(Excerpts from a figure dataset)
• • • • • • •
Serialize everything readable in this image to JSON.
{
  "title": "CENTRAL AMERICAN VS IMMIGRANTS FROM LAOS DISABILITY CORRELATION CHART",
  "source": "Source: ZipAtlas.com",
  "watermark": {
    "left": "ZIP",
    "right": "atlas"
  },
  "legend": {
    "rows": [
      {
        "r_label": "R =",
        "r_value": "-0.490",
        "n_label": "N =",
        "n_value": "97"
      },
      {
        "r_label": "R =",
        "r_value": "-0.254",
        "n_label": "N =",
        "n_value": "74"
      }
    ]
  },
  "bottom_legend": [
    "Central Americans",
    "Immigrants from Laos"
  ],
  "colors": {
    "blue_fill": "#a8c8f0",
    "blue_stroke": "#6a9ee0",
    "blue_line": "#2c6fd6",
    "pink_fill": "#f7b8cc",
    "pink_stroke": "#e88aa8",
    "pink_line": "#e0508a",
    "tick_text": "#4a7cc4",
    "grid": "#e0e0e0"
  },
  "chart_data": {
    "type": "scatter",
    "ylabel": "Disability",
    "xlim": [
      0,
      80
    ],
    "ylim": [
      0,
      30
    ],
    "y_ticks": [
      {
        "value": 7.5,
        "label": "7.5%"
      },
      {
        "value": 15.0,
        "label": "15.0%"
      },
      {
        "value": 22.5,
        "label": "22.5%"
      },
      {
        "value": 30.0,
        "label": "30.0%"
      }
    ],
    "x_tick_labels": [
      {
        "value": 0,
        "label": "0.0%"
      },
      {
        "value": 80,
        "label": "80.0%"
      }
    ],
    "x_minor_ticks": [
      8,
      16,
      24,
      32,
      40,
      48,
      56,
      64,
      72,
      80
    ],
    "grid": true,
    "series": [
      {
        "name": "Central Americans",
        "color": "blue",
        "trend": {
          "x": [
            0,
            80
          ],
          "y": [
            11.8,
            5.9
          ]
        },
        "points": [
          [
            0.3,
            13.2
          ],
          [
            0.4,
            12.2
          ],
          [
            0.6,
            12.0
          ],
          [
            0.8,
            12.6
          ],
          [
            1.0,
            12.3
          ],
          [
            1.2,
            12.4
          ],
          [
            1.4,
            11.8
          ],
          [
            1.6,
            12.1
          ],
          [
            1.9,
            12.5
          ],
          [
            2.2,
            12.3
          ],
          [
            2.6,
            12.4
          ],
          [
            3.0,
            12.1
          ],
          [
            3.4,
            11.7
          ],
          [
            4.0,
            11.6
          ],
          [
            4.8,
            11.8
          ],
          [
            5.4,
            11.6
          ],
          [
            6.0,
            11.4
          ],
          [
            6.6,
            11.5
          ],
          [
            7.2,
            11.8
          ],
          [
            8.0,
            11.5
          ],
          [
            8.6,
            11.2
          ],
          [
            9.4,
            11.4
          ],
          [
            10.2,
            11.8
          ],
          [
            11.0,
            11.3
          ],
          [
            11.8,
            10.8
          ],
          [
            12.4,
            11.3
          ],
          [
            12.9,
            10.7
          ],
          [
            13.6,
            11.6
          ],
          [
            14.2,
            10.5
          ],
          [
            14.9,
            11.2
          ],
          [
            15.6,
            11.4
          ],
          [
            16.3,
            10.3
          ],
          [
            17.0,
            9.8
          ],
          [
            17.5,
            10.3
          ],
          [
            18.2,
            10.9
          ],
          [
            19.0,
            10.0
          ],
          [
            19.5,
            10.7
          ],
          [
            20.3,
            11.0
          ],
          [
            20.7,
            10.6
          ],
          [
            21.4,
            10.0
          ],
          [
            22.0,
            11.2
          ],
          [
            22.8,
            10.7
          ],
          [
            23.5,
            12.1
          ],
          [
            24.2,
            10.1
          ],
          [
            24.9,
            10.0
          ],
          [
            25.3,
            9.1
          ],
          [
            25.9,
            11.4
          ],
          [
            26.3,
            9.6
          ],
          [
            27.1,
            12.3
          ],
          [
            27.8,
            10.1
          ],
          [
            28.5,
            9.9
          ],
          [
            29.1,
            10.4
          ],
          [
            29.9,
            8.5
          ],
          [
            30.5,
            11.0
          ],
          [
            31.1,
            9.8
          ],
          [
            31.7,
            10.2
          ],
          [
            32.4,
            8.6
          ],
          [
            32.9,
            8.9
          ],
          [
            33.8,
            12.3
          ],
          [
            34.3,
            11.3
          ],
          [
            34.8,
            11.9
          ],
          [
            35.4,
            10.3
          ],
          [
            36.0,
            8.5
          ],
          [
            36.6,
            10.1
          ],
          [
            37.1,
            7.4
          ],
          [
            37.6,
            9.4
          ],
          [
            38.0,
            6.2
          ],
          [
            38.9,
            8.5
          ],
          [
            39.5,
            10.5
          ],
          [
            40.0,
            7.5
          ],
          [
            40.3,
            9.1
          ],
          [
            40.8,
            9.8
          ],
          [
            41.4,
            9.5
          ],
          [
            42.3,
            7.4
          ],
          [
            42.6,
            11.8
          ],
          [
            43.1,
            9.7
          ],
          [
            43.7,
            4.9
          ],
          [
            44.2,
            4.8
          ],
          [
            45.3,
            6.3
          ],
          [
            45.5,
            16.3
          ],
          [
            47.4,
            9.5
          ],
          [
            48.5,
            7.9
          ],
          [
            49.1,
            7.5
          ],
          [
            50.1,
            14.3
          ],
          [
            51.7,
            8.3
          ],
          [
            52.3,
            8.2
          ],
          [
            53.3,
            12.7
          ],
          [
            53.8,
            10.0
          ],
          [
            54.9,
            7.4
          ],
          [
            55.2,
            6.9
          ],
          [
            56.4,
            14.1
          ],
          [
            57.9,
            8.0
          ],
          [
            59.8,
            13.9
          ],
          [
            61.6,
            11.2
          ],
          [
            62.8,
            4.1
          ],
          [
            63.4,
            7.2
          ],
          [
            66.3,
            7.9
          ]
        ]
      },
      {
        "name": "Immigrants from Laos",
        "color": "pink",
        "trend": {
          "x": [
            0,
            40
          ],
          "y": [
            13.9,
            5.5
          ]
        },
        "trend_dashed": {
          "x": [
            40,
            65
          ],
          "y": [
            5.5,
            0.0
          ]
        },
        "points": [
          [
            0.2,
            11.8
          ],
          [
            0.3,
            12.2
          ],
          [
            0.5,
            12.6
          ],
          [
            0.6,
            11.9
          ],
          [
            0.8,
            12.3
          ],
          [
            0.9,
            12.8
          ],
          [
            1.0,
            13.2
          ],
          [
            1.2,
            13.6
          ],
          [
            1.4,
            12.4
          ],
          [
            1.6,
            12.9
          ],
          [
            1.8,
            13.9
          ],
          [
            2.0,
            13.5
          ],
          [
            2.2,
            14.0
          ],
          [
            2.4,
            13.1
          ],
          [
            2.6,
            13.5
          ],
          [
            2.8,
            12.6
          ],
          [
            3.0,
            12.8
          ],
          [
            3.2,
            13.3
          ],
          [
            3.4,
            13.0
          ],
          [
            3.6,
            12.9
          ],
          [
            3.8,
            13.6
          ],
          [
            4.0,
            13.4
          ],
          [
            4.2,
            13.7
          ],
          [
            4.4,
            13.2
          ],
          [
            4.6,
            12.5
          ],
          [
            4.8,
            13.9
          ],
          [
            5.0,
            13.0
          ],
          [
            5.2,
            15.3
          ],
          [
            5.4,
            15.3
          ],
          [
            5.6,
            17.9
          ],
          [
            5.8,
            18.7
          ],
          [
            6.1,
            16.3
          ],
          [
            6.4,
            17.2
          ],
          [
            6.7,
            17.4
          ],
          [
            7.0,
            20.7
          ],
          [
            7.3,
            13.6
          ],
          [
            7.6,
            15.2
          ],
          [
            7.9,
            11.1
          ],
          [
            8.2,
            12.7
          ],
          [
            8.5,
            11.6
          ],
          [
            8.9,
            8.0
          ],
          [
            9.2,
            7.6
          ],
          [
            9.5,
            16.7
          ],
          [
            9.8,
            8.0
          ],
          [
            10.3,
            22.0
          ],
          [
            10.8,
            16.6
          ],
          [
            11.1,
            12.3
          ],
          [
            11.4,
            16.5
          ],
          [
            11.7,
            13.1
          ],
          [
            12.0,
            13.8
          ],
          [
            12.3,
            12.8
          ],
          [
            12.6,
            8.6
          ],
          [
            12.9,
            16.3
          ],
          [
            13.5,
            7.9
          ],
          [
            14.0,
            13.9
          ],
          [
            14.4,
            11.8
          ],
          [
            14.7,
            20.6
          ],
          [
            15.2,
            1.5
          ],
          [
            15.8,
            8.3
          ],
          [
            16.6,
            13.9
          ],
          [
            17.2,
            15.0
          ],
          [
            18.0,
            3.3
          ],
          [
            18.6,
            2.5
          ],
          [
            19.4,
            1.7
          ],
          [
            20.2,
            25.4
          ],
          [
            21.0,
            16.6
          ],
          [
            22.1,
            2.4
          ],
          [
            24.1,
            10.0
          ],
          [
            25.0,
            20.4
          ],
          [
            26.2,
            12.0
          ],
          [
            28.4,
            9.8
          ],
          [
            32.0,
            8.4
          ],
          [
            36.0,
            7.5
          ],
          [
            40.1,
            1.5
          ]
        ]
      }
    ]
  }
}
• • • • • • •
Task objective
Count each line of the entries that holds the word "name", then state the total and nothing more.

Solution for this task
2